READING PASSAGE:

I put four pink LEDs onto my pink pussy hat. It was so simple I could just sew without having to consult schematics or anything. Now I just need a new battery… I’m borrowing one from my Know-it-all bag.
just sew it together and you have blinking lights. Perfect for a project with people new to wearable electronics
Ordered the LilyTwinkle and it’s related components. SparkFun’s online tutorial made it easy to add blue lights to one of my felted hats! Photographing the twinkle proved an elusive activity.
I ordered the Twinkle as well as the Tiny. The Tiny worked as expected. I wanted to use the breathing output. I was not disappointed. The heartbeat output could have been a bit better though. Tonight I hooked up the Twinkle for the first time. It seemed more like a dribble. I wish there was an easy way to speed it up at least ten times as fast! It was way to slow of a Twinkle.
The LilyTwinkle makes it so easy to add a little excitement to non-programmable LEDs.
One adjustment I’d suggest is to make the (-) negative connector pad a little bigger somehow. The negative connector pad is the same size as the other connector pads however it needs to connect not only to the battery holder but to all four LEDs in the circuit. I usually wrap the conductive thread around each connector pad 2 - 3 times to ensure good contact. The current size is a tight squeeze.

WHAT TO WORK ON:
1. In the LilyTwinkle reviews, how would you render "The LilyTwinkle makes it so easy to add a little excitement to non-programmable LEDs." in Spanish?
2. Transcribe the LilyTwinkle reviews word for word between "I ordered the" and "of a Twinkle.", inclusive.
3. Why does one of the LilyTwinkle reviews suggest making the negative (-) connector pad bigger?

PROVIDED RECORDS:
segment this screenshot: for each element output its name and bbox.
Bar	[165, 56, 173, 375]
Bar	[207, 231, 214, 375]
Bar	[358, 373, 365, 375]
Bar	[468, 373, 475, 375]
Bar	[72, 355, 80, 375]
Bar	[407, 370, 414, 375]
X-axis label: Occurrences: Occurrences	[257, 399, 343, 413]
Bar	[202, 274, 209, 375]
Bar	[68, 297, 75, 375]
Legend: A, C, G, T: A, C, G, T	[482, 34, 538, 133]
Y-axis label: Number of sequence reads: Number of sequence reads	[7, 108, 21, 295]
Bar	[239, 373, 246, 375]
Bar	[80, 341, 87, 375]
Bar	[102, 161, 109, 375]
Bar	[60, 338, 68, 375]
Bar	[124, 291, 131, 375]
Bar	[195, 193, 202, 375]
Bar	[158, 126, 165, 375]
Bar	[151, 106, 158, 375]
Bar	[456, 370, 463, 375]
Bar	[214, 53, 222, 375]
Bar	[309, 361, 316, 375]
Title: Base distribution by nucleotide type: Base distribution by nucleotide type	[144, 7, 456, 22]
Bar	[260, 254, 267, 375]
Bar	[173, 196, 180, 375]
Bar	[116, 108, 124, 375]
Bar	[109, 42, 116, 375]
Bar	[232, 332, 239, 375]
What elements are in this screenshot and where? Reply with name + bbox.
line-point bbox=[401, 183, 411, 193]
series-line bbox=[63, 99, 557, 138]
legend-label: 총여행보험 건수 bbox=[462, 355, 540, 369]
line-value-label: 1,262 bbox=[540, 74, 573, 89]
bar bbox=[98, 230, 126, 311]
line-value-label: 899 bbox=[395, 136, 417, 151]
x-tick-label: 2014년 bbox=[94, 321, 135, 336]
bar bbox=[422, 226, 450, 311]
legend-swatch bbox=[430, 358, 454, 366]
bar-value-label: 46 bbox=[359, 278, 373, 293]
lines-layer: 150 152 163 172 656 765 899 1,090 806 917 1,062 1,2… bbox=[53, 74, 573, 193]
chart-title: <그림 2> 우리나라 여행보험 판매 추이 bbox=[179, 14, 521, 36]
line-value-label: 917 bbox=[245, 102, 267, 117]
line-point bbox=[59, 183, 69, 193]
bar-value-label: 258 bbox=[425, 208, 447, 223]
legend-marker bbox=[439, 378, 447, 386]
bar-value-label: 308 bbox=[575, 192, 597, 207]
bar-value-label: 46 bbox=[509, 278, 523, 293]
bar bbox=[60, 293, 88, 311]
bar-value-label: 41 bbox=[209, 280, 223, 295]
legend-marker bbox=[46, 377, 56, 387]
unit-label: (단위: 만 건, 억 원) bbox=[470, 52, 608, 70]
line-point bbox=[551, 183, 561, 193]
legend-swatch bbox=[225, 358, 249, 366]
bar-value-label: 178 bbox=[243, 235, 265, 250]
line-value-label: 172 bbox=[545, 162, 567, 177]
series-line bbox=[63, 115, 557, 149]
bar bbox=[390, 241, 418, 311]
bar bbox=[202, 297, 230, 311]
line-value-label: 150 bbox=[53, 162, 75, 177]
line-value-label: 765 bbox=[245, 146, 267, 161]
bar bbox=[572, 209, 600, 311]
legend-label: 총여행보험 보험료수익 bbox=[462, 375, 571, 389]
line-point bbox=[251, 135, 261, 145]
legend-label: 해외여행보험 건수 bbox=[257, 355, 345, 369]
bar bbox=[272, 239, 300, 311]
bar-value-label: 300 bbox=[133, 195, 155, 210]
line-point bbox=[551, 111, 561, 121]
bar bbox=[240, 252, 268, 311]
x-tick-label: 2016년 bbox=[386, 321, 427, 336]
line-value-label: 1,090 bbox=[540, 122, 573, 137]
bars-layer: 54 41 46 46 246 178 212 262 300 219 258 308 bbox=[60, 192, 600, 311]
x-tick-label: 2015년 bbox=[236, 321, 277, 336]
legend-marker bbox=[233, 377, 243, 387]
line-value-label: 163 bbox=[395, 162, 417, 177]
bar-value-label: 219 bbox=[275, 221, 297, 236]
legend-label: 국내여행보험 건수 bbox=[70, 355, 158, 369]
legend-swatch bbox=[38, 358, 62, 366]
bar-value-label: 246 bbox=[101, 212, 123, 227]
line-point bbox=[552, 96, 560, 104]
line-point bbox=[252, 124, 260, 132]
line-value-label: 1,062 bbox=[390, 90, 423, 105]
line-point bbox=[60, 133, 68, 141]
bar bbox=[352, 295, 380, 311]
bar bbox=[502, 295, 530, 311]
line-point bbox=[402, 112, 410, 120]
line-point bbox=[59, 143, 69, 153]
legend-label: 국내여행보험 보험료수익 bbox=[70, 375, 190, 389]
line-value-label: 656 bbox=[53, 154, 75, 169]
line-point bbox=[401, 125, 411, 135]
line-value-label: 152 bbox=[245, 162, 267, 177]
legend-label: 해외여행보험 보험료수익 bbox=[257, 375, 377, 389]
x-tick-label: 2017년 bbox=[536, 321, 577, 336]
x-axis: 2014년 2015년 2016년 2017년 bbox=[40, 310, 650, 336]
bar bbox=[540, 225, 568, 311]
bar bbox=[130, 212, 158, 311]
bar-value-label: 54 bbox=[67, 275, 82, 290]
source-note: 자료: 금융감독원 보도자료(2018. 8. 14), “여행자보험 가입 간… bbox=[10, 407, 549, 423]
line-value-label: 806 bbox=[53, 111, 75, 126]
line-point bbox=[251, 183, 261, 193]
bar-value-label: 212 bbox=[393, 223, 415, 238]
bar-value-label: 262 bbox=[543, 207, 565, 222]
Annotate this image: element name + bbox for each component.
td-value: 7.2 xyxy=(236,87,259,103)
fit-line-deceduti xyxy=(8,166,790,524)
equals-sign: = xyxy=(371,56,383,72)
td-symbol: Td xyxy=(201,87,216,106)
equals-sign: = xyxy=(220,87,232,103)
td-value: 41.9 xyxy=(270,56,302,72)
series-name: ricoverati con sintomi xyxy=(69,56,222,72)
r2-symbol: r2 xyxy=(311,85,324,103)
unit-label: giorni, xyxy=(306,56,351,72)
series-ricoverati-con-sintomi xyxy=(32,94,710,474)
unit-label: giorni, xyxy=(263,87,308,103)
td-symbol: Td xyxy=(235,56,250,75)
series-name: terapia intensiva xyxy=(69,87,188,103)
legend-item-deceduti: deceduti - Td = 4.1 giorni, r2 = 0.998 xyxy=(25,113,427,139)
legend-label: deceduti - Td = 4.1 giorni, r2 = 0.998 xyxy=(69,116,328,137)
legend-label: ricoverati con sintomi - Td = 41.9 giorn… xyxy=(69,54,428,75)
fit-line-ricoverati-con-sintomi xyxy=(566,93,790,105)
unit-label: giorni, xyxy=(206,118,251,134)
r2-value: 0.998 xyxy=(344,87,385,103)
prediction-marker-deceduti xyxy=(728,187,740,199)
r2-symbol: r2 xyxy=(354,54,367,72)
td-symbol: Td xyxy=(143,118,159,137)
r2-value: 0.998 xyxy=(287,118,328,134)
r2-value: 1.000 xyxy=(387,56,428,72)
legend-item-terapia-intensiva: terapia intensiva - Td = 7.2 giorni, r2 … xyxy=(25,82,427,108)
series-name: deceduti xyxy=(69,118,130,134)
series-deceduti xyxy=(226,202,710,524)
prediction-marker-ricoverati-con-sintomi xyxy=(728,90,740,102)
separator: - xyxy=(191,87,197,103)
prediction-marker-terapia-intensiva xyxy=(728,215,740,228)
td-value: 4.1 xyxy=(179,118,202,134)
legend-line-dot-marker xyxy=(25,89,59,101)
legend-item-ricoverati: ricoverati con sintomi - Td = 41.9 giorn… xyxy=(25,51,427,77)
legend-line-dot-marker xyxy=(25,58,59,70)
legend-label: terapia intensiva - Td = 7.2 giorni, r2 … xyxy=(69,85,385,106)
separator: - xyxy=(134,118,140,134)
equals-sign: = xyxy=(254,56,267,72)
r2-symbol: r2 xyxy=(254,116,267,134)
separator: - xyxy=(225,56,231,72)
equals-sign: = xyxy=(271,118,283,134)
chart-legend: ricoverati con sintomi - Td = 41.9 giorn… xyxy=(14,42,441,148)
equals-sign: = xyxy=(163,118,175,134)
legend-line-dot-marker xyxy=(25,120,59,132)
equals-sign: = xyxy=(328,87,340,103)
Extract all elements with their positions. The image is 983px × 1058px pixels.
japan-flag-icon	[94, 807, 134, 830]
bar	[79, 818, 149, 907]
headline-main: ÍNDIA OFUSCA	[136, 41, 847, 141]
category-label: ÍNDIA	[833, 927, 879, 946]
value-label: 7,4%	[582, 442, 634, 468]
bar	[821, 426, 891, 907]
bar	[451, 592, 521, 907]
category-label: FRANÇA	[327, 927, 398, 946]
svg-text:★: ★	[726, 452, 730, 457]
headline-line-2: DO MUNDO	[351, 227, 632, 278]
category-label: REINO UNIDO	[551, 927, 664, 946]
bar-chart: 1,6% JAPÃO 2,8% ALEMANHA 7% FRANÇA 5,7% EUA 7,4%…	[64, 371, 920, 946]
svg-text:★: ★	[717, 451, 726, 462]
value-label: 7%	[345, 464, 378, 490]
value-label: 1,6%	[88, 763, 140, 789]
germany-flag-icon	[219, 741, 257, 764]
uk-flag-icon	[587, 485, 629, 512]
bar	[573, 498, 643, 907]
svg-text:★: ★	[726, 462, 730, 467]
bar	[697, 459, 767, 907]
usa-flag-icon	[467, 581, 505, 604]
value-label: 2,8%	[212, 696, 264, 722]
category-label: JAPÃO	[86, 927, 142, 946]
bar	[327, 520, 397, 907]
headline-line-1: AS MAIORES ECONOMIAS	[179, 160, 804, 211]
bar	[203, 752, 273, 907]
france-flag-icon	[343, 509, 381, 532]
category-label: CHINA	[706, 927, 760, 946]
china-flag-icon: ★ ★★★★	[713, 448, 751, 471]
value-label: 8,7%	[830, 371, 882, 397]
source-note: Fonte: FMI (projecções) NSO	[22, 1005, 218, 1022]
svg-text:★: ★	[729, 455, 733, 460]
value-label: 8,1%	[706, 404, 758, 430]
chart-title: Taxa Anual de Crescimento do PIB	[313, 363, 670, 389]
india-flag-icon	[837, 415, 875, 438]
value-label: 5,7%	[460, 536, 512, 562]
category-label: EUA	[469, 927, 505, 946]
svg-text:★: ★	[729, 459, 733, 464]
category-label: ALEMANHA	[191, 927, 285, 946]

SOLUTIONS FOR EACH TASK:
1. El LilyTwinkle hace que sea muy fácil añadir un poco de emoción a los LED no programables.

2.
I ordered the Twinkle as well as the Tiny. The Tiny worked as expected. I wanted to use the breathing output. I was not disappointed. The heartbeat output could have been a bit better though. Tonight I hooked up the Twinkle for the first time. It seemed more like a dribble. I wish there was an easy way to speed it up at least ten times as fast! It was way to slow of a Twinkle.

3. The negative pad is the same size as the others, but it has to connect to the battery holder and to all four LEDs. The reviewer wraps conductive thread around each pad two or three times for good contact, so the current size is a tight squeeze.